▽

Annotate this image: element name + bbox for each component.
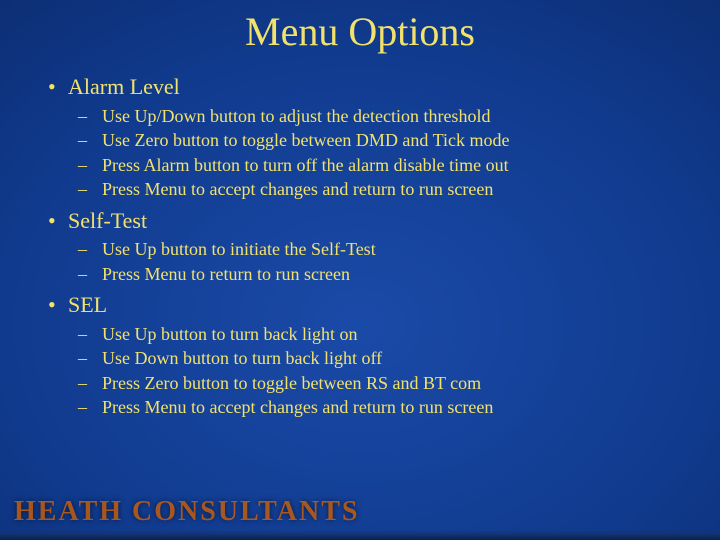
item-text: Use Up button to turn back light on (102, 324, 357, 344)
section-heading-sel: SEL (48, 291, 672, 319)
list-item: Use Up button to turn back light on (74, 323, 672, 346)
item-text: Use Zero button to toggle between DMD an… (102, 130, 509, 150)
section-items-self-test: Use Up button to initiate the Self-Test … (74, 238, 672, 285)
item-text: Use Up/Down button to adjust the detecti… (102, 106, 490, 126)
item-text: Press Zero button to toggle between RS a… (102, 373, 481, 393)
section-heading-text: Self-Test (68, 208, 147, 233)
footer-bar (0, 530, 720, 540)
section-items-sel: Use Up button to turn back light on Use … (74, 323, 672, 419)
section-items-alarm-level: Use Up/Down button to adjust the detecti… (74, 105, 672, 201)
list-item: Press Menu to return to run screen (74, 263, 672, 286)
slide-content: Alarm Level Use Up/Down button to adjust… (0, 73, 720, 419)
footer-logo: HEATH CONSULTANTS (14, 496, 359, 528)
section-heading-self-test: Self-Test (48, 207, 672, 235)
list-item: Press Menu to accept changes and return … (74, 178, 672, 201)
list-item: Use Up button to initiate the Self-Test (74, 238, 672, 261)
item-text: Press Menu to accept changes and return … (102, 397, 493, 417)
item-text: Press Menu to accept changes and return … (102, 179, 493, 199)
section-heading-alarm-level: Alarm Level (48, 73, 672, 101)
list-item: Press Alarm button to turn off the alarm… (74, 154, 672, 177)
list-item: Use Down button to turn back light off (74, 347, 672, 370)
item-text: Use Down button to turn back light off (102, 348, 382, 368)
item-text: Use Up button to initiate the Self-Test (102, 239, 376, 259)
item-text: Press Menu to return to run screen (102, 264, 350, 284)
list-item: Use Up/Down button to adjust the detecti… (74, 105, 672, 128)
slide: Menu Options Alarm Level Use Up/Down but… (0, 0, 720, 540)
item-text: Press Alarm button to turn off the alarm… (102, 155, 509, 175)
section-heading-text: SEL (68, 292, 107, 317)
slide-title: Menu Options (0, 0, 720, 55)
list-item: Use Zero button to toggle between DMD an… (74, 129, 672, 152)
list-item: Press Zero button to toggle between RS a… (74, 372, 672, 395)
section-heading-text: Alarm Level (68, 74, 180, 99)
list-item: Press Menu to accept changes and return … (74, 396, 672, 419)
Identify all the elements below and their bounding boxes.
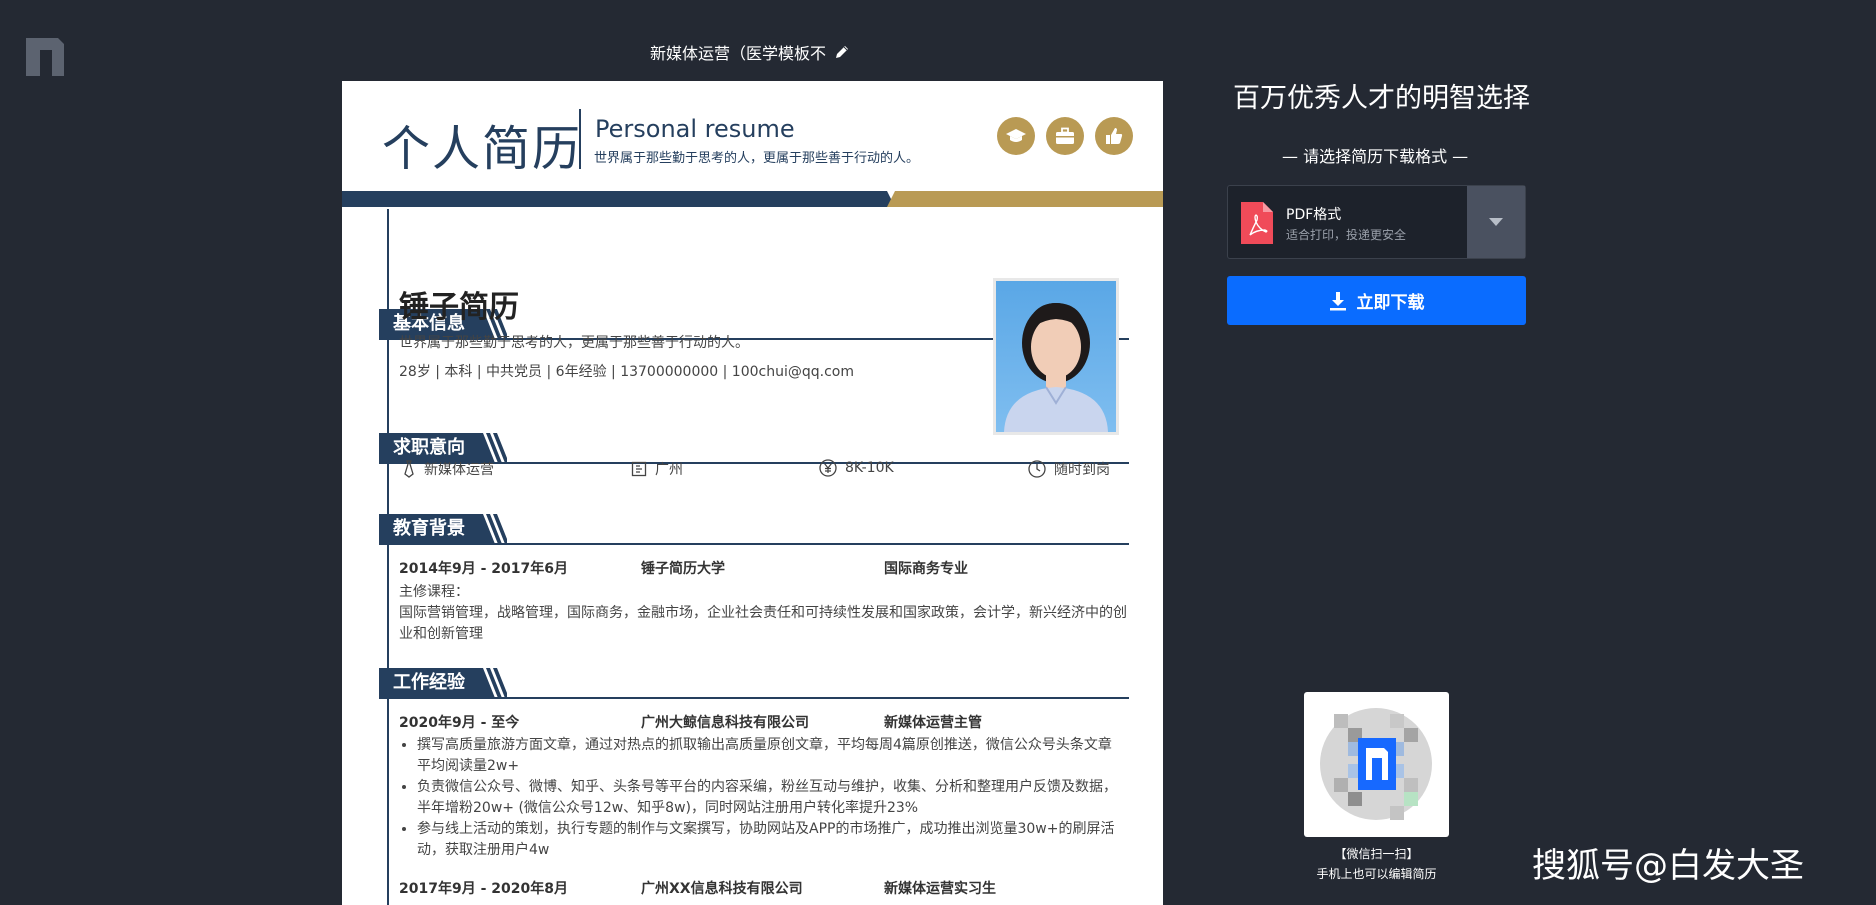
resume-header: 个人简历 Personal resume 世界属于那些勤于思考的人，更属于那些善… — [342, 81, 1163, 191]
list-item: 负责微信公众号、微博、知乎、头条号等平台的内容采编，粉丝互动与维护，收集、分析和… — [417, 777, 1117, 819]
header-icons — [997, 117, 1133, 155]
candidate-motto: 世界属于那些勤于思考的人，更属于那些善于行动的人。 — [399, 335, 749, 351]
candidate-name: 锤子简历 — [399, 290, 519, 325]
qr-subcaption: 手机上也可以编辑简历 — [1316, 867, 1437, 881]
intent-salary: 8K-10K — [819, 459, 894, 477]
list-item: 参与线上活动的策划，执行专题的制作与文案撰写，协助网站及APP的市场推广，成功推… — [417, 819, 1117, 861]
list-item: 撰写高质量旅游方面文章，通过对热点的抓取输出高质量原创文章，平均每周4篇原创推送… — [417, 735, 1117, 777]
watermark-text: 搜狐号@白发大圣 — [1532, 846, 1804, 886]
intent-city: 广州 — [631, 459, 683, 479]
clock-icon — [1028, 460, 1046, 478]
download-button[interactable]: 立即下载 — [1227, 276, 1526, 325]
edu-courses-line2: 业和创新管理 — [399, 626, 483, 642]
candidate-details: 28岁 | 本科 | 中共党员 | 6年经验 | 13700000000 | 1… — [399, 364, 854, 380]
resume-preview: 个人简历 Personal resume 世界属于那些勤于思考的人，更属于那些善… — [342, 81, 1163, 905]
resume-body: 基本信息 锤子简历 世界属于那些勤于思考的人，更属于那些善于行动的人。 28岁 … — [342, 209, 1163, 905]
edu-major: 国际商务专业 — [884, 561, 968, 577]
format-name: PDF格式 — [1286, 207, 1342, 223]
edu-school: 锤子简历大学 — [641, 561, 725, 577]
tie-icon — [404, 460, 414, 478]
pencil-icon[interactable] — [834, 44, 850, 60]
format-select[interactable]: PDF格式 适合打印，投递更安全 — [1227, 185, 1526, 259]
work-company: 广州XX信息科技有限公司 — [641, 881, 803, 897]
resume-motto: 世界属于那些勤于思考的人，更属于那些善于行动的人。 — [594, 151, 920, 166]
document-title[interactable]: 新媒体运营（医学模板不 — [650, 40, 850, 64]
work-period: 2020年9月 - 至今 — [399, 715, 520, 731]
work-role: 新媒体运营主管 — [884, 715, 982, 731]
download-label: 立即下载 — [1356, 293, 1425, 313]
panel-subtitle: — 请选择简历下载格式 — — [1282, 147, 1469, 166]
chevron-down-icon — [1489, 218, 1503, 226]
qr-code — [1304, 692, 1449, 837]
yen-icon — [819, 459, 837, 477]
edu-period: 2014年9月 - 2017年6月 — [399, 561, 568, 577]
section-title: 工作经验 — [379, 668, 475, 698]
header-band — [342, 191, 1163, 207]
dropdown-toggle[interactable] — [1467, 186, 1525, 258]
app-logo-icon[interactable] — [24, 34, 66, 78]
format-description: 适合打印，投递更安全 — [1286, 228, 1407, 242]
pdf-file-icon — [1241, 202, 1273, 244]
document-title-text: 新媒体运营（医学模板不 — [650, 44, 827, 63]
edu-courses-label: 主修课程： — [399, 584, 469, 600]
intent-position: 新媒体运营 — [402, 459, 494, 479]
intent-availability: 随时到岗 — [1028, 459, 1110, 479]
title-divider — [579, 109, 581, 169]
work-bullets: 撰写高质量旅游方面文章，通过对热点的抓取输出高质量原创文章，平均每周4篇原创推送… — [399, 735, 1117, 861]
resume-title-cn: 个人简历 — [382, 121, 583, 177]
section-work-header: 工作经验 — [379, 668, 1129, 699]
download-icon — [1329, 291, 1346, 310]
briefcase-icon — [1046, 117, 1084, 155]
panel-title: 百万优秀人才的明智选择 — [1233, 83, 1530, 114]
section-education-header: 教育背景 — [379, 514, 1129, 545]
thumbs-up-icon — [1095, 117, 1133, 155]
building-icon — [631, 461, 647, 477]
graduation-cap-icon — [997, 117, 1035, 155]
edu-courses-line1: 国际营销管理，战略管理，国际商务，金融市场，企业社会责任和可持续性发展和国家政策… — [399, 605, 1127, 621]
resume-title-en: Personal resume — [595, 115, 795, 143]
qr-caption: 【微信扫一扫】 — [1334, 847, 1419, 861]
work-role: 新媒体运营实习生 — [884, 881, 996, 897]
work-company: 广州大鲸信息科技有限公司 — [641, 715, 809, 731]
candidate-photo — [993, 278, 1119, 435]
work-period: 2017年9月 - 2020年8月 — [399, 881, 568, 897]
section-title: 教育背景 — [379, 514, 475, 544]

△

__The problem__. Arrange every line of the records above as a JSON list of strings, with one string per line and blank lines left out. Omit the pictures from the answer.

__Output for this task__.
[
  "Annotate this image: element name + bbox for each component.",
  "item-text: Use Up button to turn back light on (102, 324, 357, 344)",
  "section-heading-sel: SEL (48, 291, 672, 319)",
  "list-item: Use Up button to turn back light on (74, 323, 672, 346)",
  "item-text: Use Zero button to toggle between DMD an… (102, 130, 509, 150)",
  "section-items-self-test: Use Up button to initiate the Self-Test … (74, 238, 672, 285)",
  "item-text: Use Up/Down button to adjust the detecti… (102, 106, 490, 126)",
  "item-text: Press Zero button to toggle between RS a… (102, 373, 481, 393)",
  "section-heading-text: Self-Test (68, 208, 147, 233)",
  "footer-bar (0, 530, 720, 540)",
  "section-items-sel: Use Up button to turn back light on Use … (74, 323, 672, 419)",
  "section-items-alarm-level: Use Up/Down button to adjust the detecti… (74, 105, 672, 201)",
  "list-item: Press Menu to return to run screen (74, 263, 672, 286)",
  "slide-content: Alarm Level Use Up/Down button to adjust… (0, 73, 720, 419)",
  "footer-logo: HEATH CONSULTANTS (14, 496, 359, 528)",
  "section-heading-self-test: Self-Test (48, 207, 672, 235)",
  "list-item: Press Menu to accept changes and return … (74, 178, 672, 201)",
  "list-item: Use Up button to initiate the Self-Test (74, 238, 672, 261)",
  "item-text: Press Menu to accept changes and return … (102, 397, 493, 417)",
  "item-text: Press Menu to accept changes and return … (102, 179, 493, 199)",
  "section-heading-alarm-level: Alarm Level (48, 73, 672, 101)",
  "list-item: Press Alarm button to turn off the alarm… (74, 154, 672, 177)",
  "list-item: Use Down button to turn back light off (74, 347, 672, 370)",
  "item-text: Use Down button to turn back light off (102, 348, 382, 368)",
  "item-text: Use Up button to initiate the Self-Test (102, 239, 376, 259)",
  "item-text: Press Menu to return to run screen (102, 264, 350, 284)",
  "list-item: Use Up/Down button to adjust the detecti… (74, 105, 672, 128)",
  "slide: Menu Options Alarm Level Use Up/Down but… (0, 0, 720, 540)",
  "item-text: Press Alarm button to turn off the alarm… (102, 155, 509, 175)",
  "section-heading-text: SEL (68, 292, 107, 317)",
  "slide-title: Menu Options (0, 0, 720, 55)",
  "list-item: Use Zero button to toggle between DMD an… (74, 129, 672, 152)",
  "list-item: Press Zero button to toggle between RS a… (74, 372, 672, 395)",
  "section-heading-text: Alarm Level (68, 74, 180, 99)",
  "list-item: Press Menu to accept changes and return … (74, 396, 672, 419)",
  "Identify all the elements below and their bounding boxes.",
  "resume-header: 个人简历 Personal resume 世界属于那些勤于思考的人，更属于那些善… — [342, 81, 1163, 191]",
  "list-item: 负责微信公众号、微博、知乎、头条号等平台的内容采编，粉丝互动与维护，收集、分析和… — [417, 777, 1117, 819]",
  "header-icons — [997, 117, 1133, 155]",
  "candidate-motto: 世界属于那些勤于思考的人，更属于那些善于行动的人。 — [399, 335, 749, 351]",
  "candidate-name: 锤子简历 — [399, 290, 519, 325]",
  "qr-subcaption: 手机上也可以编辑简历 — [1316, 867, 1437, 881]",
  "intent-salary: 8K-10K — [819, 459, 894, 477]",
  "list-item: 参与线上活动的策划，执行专题的制作与文案撰写，协助网站及APP的市场推广，成功推… — [417, 819, 1117, 861]",
  "list-item: 撰写高质量旅游方面文章，通过对热点的抓取输出高质量原创文章，平均每周4篇原创推送… — [417, 735, 1117, 777]",
  "watermark-text: 搜狐号@白发大圣 — [1532, 846, 1804, 886]",
  "intent-city: 广州 — [631, 459, 683, 479]",
  "clock-icon — [1028, 460, 1046, 478]",
  "download-button[interactable]: 立即下载 — [1227, 276, 1526, 325]",
  "edu-courses-line2: 业和创新管理 — [399, 626, 483, 642]",
  "candidate-details: 28岁 | 本科 | 中共党员 | 6年经验 | 13700000000 | 1… — [399, 364, 854, 380]",
  "resume-preview: 个人简历 Personal resume 世界属于那些勤于思考的人，更属于那些善… — [342, 81, 1163, 905]",
  "resume-body: 基本信息 锤子简历 世界属于那些勤于思考的人，更属于那些善于行动的人。 28岁 … — [342, 209, 1163, 905]",
  "edu-major: 国际商务专业 — [884, 561, 968, 577]",
  "format-name: PDF格式 — [1286, 207, 1342, 223]",
  "edu-school: 锤子简历大学 — [641, 561, 725, 577]",
  "tie-icon — [404, 460, 414, 478]",
  "pencil-icon[interactable] — [834, 44, 850, 60]",
  "format-select[interactable]: PDF格式 适合打印，投递更安全 — [1227, 185, 1526, 259]",
  "work-company: 广州XX信息科技有限公司 — [641, 881, 803, 897]",
  "resume-motto: 世界属于那些勤于思考的人，更属于那些善于行动的人。 — [594, 151, 920, 166]",
  "document-title[interactable]: 新媒体运营（医学模板不 — [650, 40, 850, 64]",
  "work-period: 2020年9月 - 至今 — [399, 715, 520, 731]",
  "work-role: 新媒体运营主管 — [884, 715, 982, 731]",
  "download-label: 立即下载 — [1356, 293, 1425, 313]",
  "panel-subtitle: — 请选择简历下载格式 — — [1282, 147, 1469, 166]",
  "chevron-down-icon — [1489, 218, 1503, 226]",
  "qr-code — [1304, 692, 1449, 837]",
  "yen-icon — [819, 459, 837, 477]",
  "edu-period: 2014年9月 - 2017年6月 — [399, 561, 568, 577]",
  "section-title: 工作经验 — [379, 668, 475, 698]",
  "header-band — [342, 191, 1163, 207]",
  "dropdown-toggle[interactable] — [1467, 186, 1525, 258]",
  "app-logo-icon[interactable] — [24, 34, 66, 78]",
  "format-description: 适合打印，投递更安全 — [1286, 228, 1407, 242]",
  "pdf-file-icon — [1241, 202, 1273, 244]",
  "document-title-text: 新媒体运营（医学模板不 — [650, 44, 827, 63]",
  "edu-courses-label: 主修课程： — [399, 584, 469, 600]",
  "intent-position: 新媒体运营 — [402, 459, 494, 479]",
  "intent-availability: 随时到岗 — [1028, 459, 1110, 479]",
  "title-divider — [579, 109, 581, 169]",
  "work-bullets: 撰写高质量旅游方面文章，通过对热点的抓取输出高质量原创文章，平均每周4篇原创推送… — [399, 735, 1117, 861]",
  "resume-title-cn: 个人简历 — [382, 121, 583, 177]",
  "section-work-header: 工作经验 — [379, 668, 1129, 699]",
  "download-icon — [1329, 291, 1346, 310]",
  "briefcase-icon — [1046, 117, 1084, 155]",
  "panel-title: 百万优秀人才的明智选择 — [1233, 83, 1530, 114]",
  "section-education-header: 教育背景 — [379, 514, 1129, 545]",
  "thumbs-up-icon — [1095, 117, 1133, 155]",
  "building-icon — [631, 461, 647, 477]",
  "graduation-cap-icon — [997, 117, 1035, 155]",
  "edu-courses-line1: 国际营销管理，战略管理，国际商务，金融市场，企业社会责任和可持续性发展和国家政策… — [399, 605, 1127, 621]",
  "resume-title-en: Personal resume — [595, 115, 795, 143]",
  "qr-caption: 【微信扫一扫】 — [1334, 847, 1419, 861]",
  "work-role: 新媒体运营实习生 — [884, 881, 996, 897]",
  "work-company: 广州大鲸信息科技有限公司 — [641, 715, 809, 731]",
  "candidate-photo — [993, 278, 1119, 435]",
  "work-period: 2017年9月 - 2020年8月 — [399, 881, 568, 897]",
  "section-title: 教育背景 — [379, 514, 475, 544]"
]